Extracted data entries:
# # #

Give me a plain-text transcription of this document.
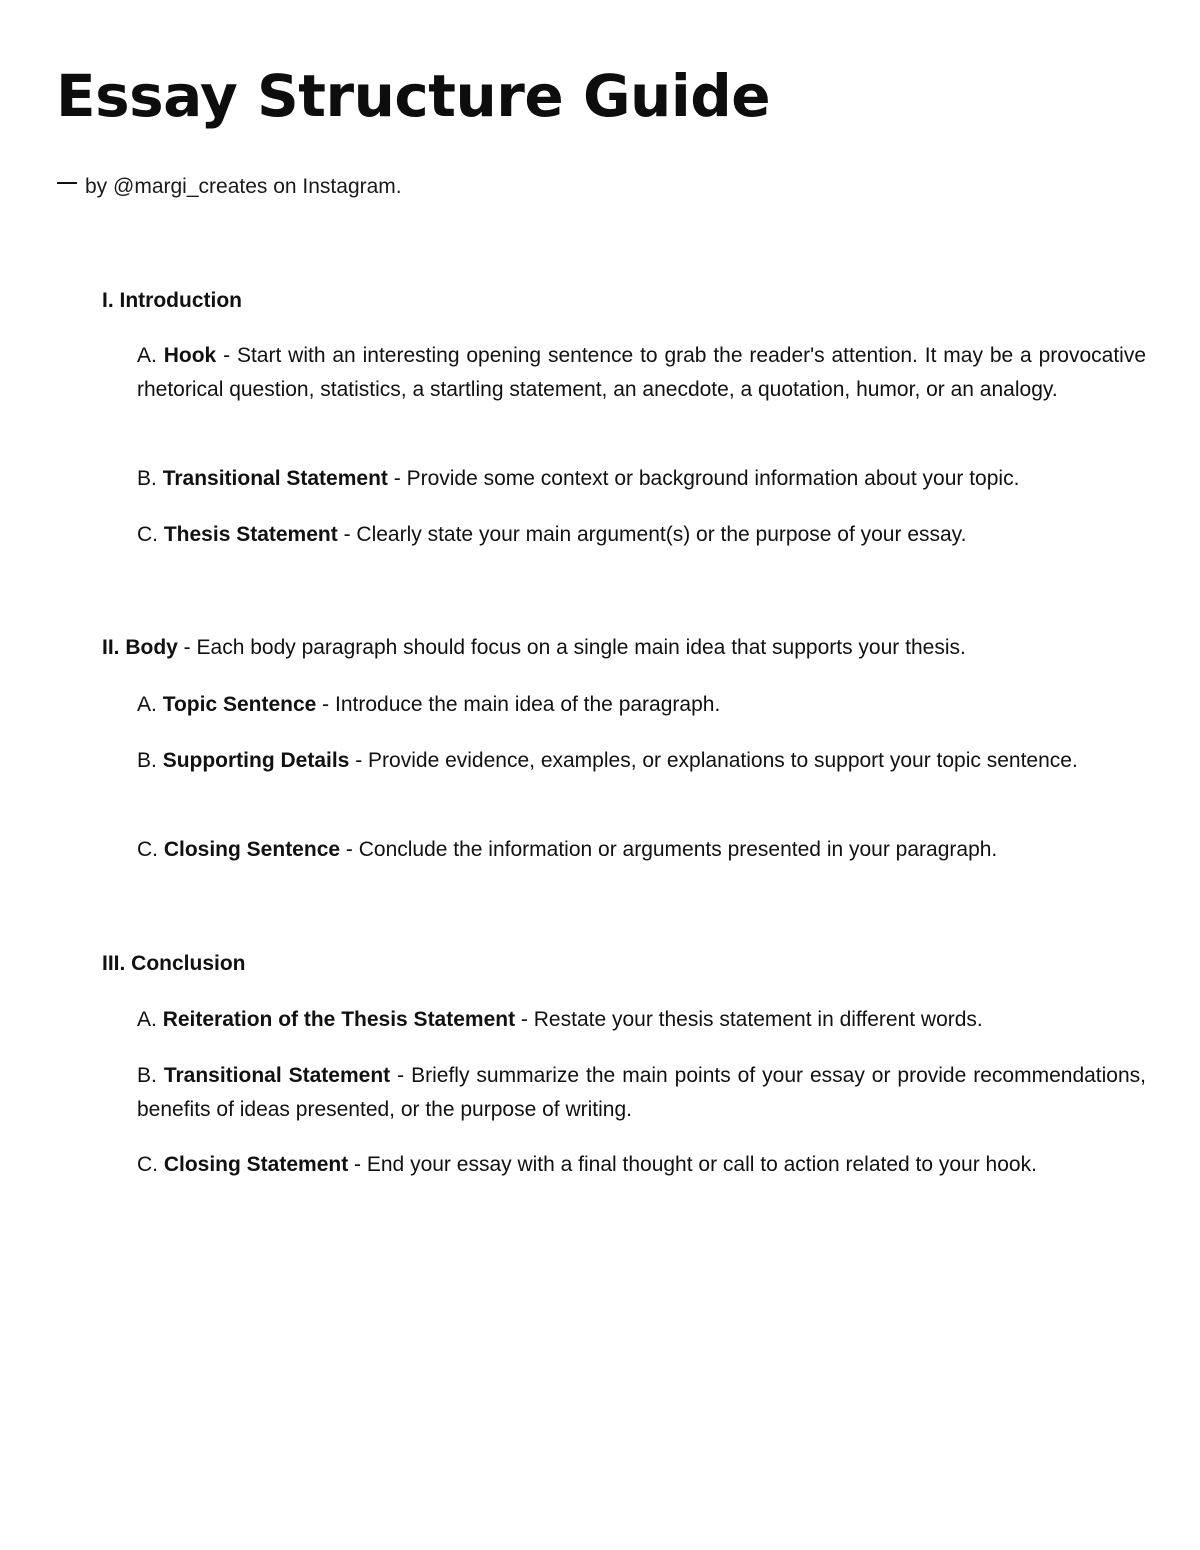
Essay Structure Guide
by @margi_creates on Instagram.

I. Introduction

A. Hook - Start with an interesting opening sentence to grab the reader's attention. It may be a provocative rhetorical question, statistics, a startling statement, an anecdote, a quotation, humor, or an analogy.

B. Transitional Statement - Provide some context or background information about your topic.

C. Thesis Statement - Clearly state your main argument(s) or the purpose of your essay.

II. Body - Each body paragraph should focus on a single main idea that supports your thesis.

A. Topic Sentence - Introduce the main idea of the paragraph.

B. Supporting Details - Provide evidence, examples, or explanations to support your topic sentence.

C. Closing Sentence - Conclude the information or arguments presented in your paragraph.

III. Conclusion

A. Reiteration of the Thesis Statement - Restate your thesis statement in different words.

B. Transitional Statement - Briefly summarize the main points of your essay or provide recommendations, benefits of ideas presented, or the purpose of writing.

C. Closing Statement - End your essay with a final thought or call to action related to your hook.
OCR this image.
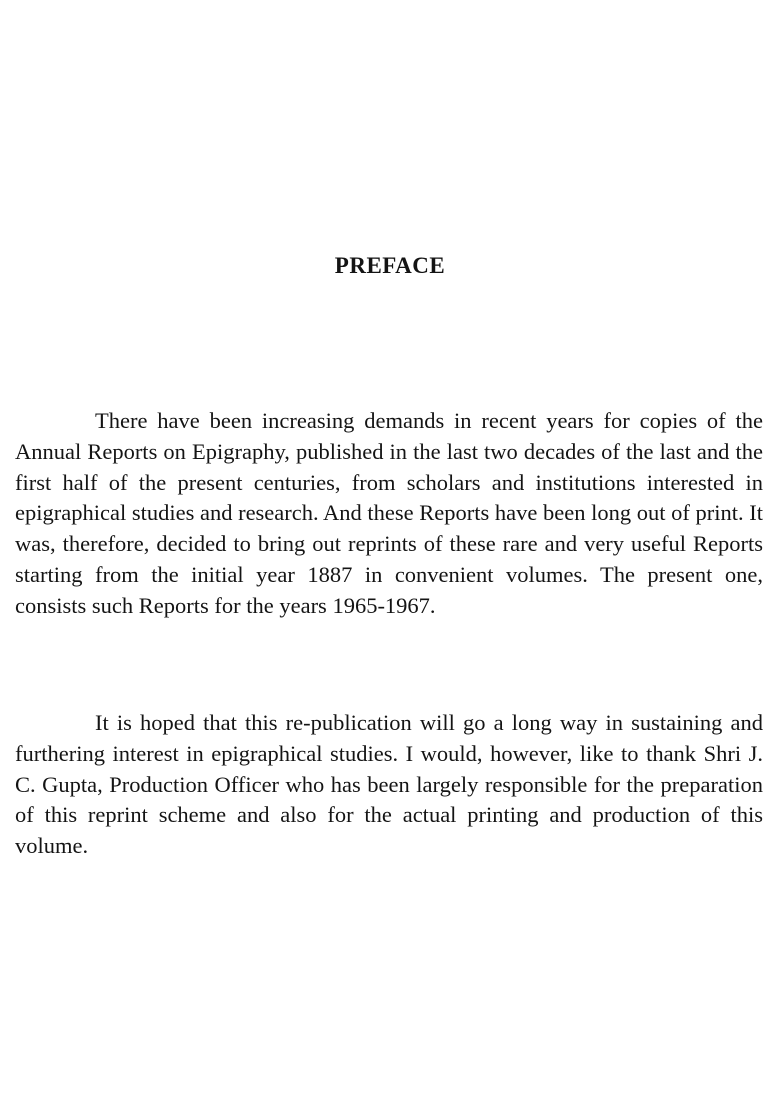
PREFACE

There have been increasing demands in recent years for copies of the Annual Reports on Epigraphy, published in the last two decades of the last and the first half of the present centuries, from scholars and institutions interested in epigraphical studies and research. And these Reports have been long out of print. It was, therefore, decided to bring out reprints of these rare and very useful Reports starting from the initial year 1887 in convenient volumes. The present one, consists such Reports for the years 1965-1967.

It is hoped that this re-publication will go a long way in sustaining and furthering interest in epigraphical studies. I would, however, like to thank Shri J. C. Gupta, Production Officer who has been largely responsible for the preparation of this reprint scheme and also for the actual printing and production of this volume.
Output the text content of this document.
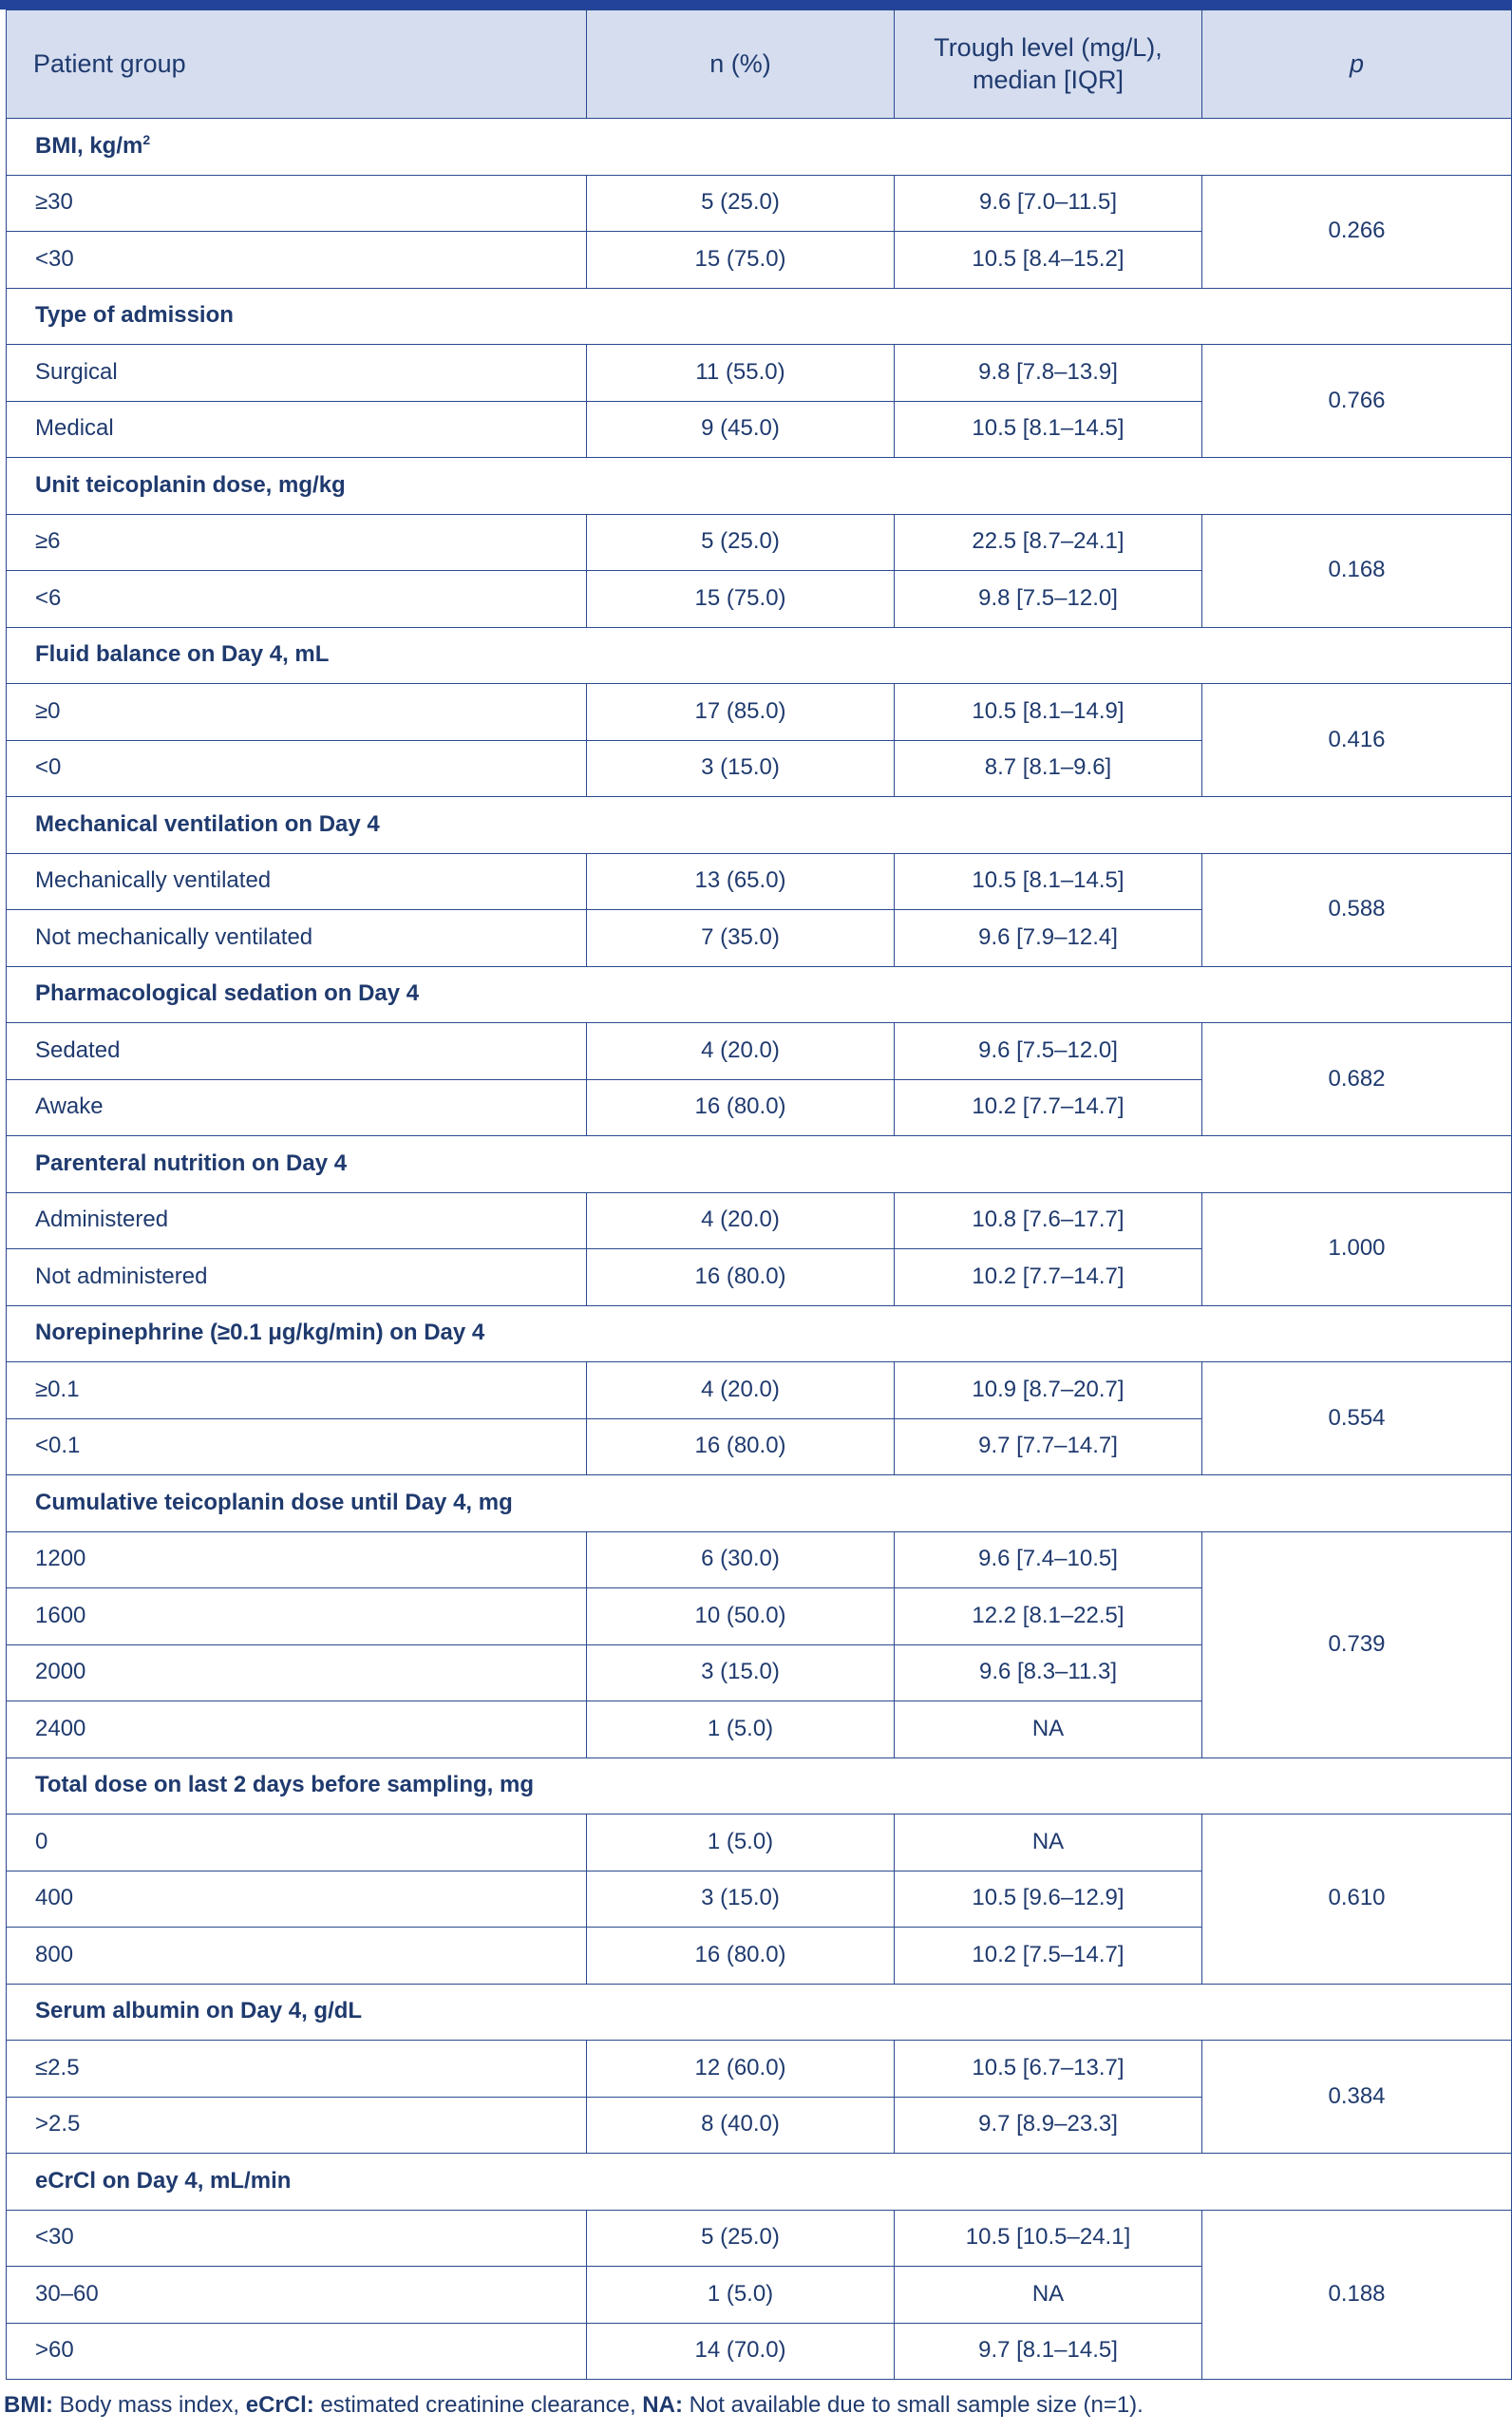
Patient group	n (%)	Trough level (mg/L),
median [IQR]	p
BMI, $kg/m^2$
≥30	5 (25.0)	9.6 [7.0–11.5]	0.266
<30	15 (75.0)	10.5 [8.4–15.2]	
Type of admission			
Surgical	11 (55.0)	9.8 [7.8–13.9]	0.766
Medical	9 (45.0)	10.5 [8.1–14.5]	
Unit teicoplanin dose, mg/kg			
≥6	5 (25.0)	22.5 [8.7–24.1]	0.168
<6	15 (75.0)	9.8 [7.5–12.0]	
Fluid balance on Day 4, mL			
≥0	17 (85.0)	10.5 [8.1–14.9]	0.416
<0	3 (15.0)	8.7 [8.1–9.6]	
Mechanical ventilation on Day 4			
Mechanically ventilated	13 (65.0)	10.5 [8.1–14.5]	0.588
Not mechanically ventilated	7 (35.0)	9.6 [7.9–12.4]	
Pharmacological sedation on Day 4			
Sedated	4 (20.0)	9.6 [7.5–12.0]	0.682
Awake	16 (80.0)	10.2 [7.7–14.7]	
Parenteral nutrition on Day 4			
Administered	4 (20.0)	10.8 [7.6–17.7]	1.000
Not administered	16 (80.0)	10.2 [7.7–14.7]	
Norepinephrine (≥0.1 μg/kg/min) on Day 4			
≥0.1	4 (20.0)	10.9 [8.7–20.7]	0.554
<0.1	16 (80.0)	9.7 [7.7–14.7]	
Cumulative teicoplanin dose until Day 4, mg			
1200	6 (30.0)	9.6 [7.4–10.5]	0.739
1600	10 (50.0)	12.2 [8.1–22.5]	
2000	3 (15.0)	9.6 [8.3–11.3]	
2400	1 (5.0)	NA	
Total dose on last 2 days before sampling, mg			
0	1 (5.0)	NA	0.610
400	3 (15.0)	10.5 [9.6–12.9]	
800	16 (80.0)	10.2 [7.5–14.7]	
Serum albumin on Day 4, g/dL			
≤2.5	12 (60.0)	10.5 [6.7–13.7]	0.384
>2.5	8 (40.0)	9.7 [8.9–23.3]	
eCrCl on Day 4, mL/min			
<30	5 (25.0)	10.5 [10.5–24.1]	0.188
30–60	1 (5.0)	NA	
>60	14 (70.0)	9.7 [8.1–14.5]	
BMI: Body mass index, eCrCl: estimated creatinine clearance, NA: Not available due to small sample size (n=1).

# # #

Stated exercise =
Reproduce the whole listing above word for word, but not its pictures.

Reply to the task =
Give me a plain-text transcription of this document.
Essay Structure Guide
by @margi_creates on Instagram.

I. Introduction

A. Hook - Start with an interesting opening sentence to grab the reader's attention. It may be a provocative rhetorical question, statistics, a startling statement, an anecdote, a quotation, humor, or an analogy.

B. Transitional Statement - Provide some context or background information about your topic.

C. Thesis Statement - Clearly state your main argument(s) or the purpose of your essay.

II. Body - Each body paragraph should focus on a single main idea that supports your thesis.

A. Topic Sentence - Introduce the main idea of the paragraph.

B. Supporting Details - Provide evidence, examples, or explanations to support your topic sentence.

C. Closing Sentence - Conclude the information or arguments presented in your paragraph.

III. Conclusion

A. Reiteration of the Thesis Statement - Restate your thesis statement in different words.

B. Transitional Statement - Briefly summarize the main points of your essay or provide recommendations, benefits of ideas presented, or the purpose of writing.

C. Closing Statement - End your essay with a final thought or call to action related to your hook.
OCR this image.
PREFACE

There have been increasing demands in recent years for copies of the Annual Reports on Epigraphy, published in the last two decades of the last and the first half of the present centuries, from scholars and institutions interested in epigraphical studies and research. And these Reports have been long out of print. It was, therefore, decided to bring out reprints of these rare and very useful Reports starting from the initial year 1887 in convenient volumes. The present one, consists such Reports for the years 1965-1967.

It is hoped that this re-publication will go a long way in sustaining and furthering interest in epigraphical studies. I would, however, like to thank Shri J. C. Gupta, Production Officer who has been largely responsible for the preparation of this reprint scheme and also for the actual printing and production of this volume.
Output the text content of this document.
Patient group	n (%)	Trough level (mg/L),
median [IQR]	p
BMI, $kg/m^2$
≥30	5 (25.0)	9.6 [7.0–11.5]	0.266
<30	15 (75.0)	10.5 [8.4–15.2]	
Type of admission			
Surgical	11 (55.0)	9.8 [7.8–13.9]	0.766
Medical	9 (45.0)	10.5 [8.1–14.5]	
Unit teicoplanin dose, mg/kg			
≥6	5 (25.0)	22.5 [8.7–24.1]	0.168
<6	15 (75.0)	9.8 [7.5–12.0]	
Fluid balance on Day 4, mL			
≥0	17 (85.0)	10.5 [8.1–14.9]	0.416
<0	3 (15.0)	8.7 [8.1–9.6]	
Mechanical ventilation on Day 4			
Mechanically ventilated	13 (65.0)	10.5 [8.1–14.5]	0.588
Not mechanically ventilated	7 (35.0)	9.6 [7.9–12.4]	
Pharmacological sedation on Day 4			
Sedated	4 (20.0)	9.6 [7.5–12.0]	0.682
Awake	16 (80.0)	10.2 [7.7–14.7]	
Parenteral nutrition on Day 4			
Administered	4 (20.0)	10.8 [7.6–17.7]	1.000
Not administered	16 (80.0)	10.2 [7.7–14.7]	
Norepinephrine (≥0.1 μg/kg/min) on Day 4			
≥0.1	4 (20.0)	10.9 [8.7–20.7]	0.554
<0.1	16 (80.0)	9.7 [7.7–14.7]	
Cumulative teicoplanin dose until Day 4, mg			
1200	6 (30.0)	9.6 [7.4–10.5]	0.739
1600	10 (50.0)	12.2 [8.1–22.5]	
2000	3 (15.0)	9.6 [8.3–11.3]	
2400	1 (5.0)	NA	
Total dose on last 2 days before sampling, mg			
0	1 (5.0)	NA	0.610
400	3 (15.0)	10.5 [9.6–12.9]	
800	16 (80.0)	10.2 [7.5–14.7]	
Serum albumin on Day 4, g/dL			
≤2.5	12 (60.0)	10.5 [6.7–13.7]	0.384
>2.5	8 (40.0)	9.7 [8.9–23.3]	
eCrCl on Day 4, mL/min			
<30	5 (25.0)	10.5 [10.5–24.1]	0.188
30–60	1 (5.0)	NA	
>60	14 (70.0)	9.7 [8.1–14.5]	
BMI: Body mass index, eCrCl: estimated creatinine clearance, NA: Not available due to small sample size (n=1).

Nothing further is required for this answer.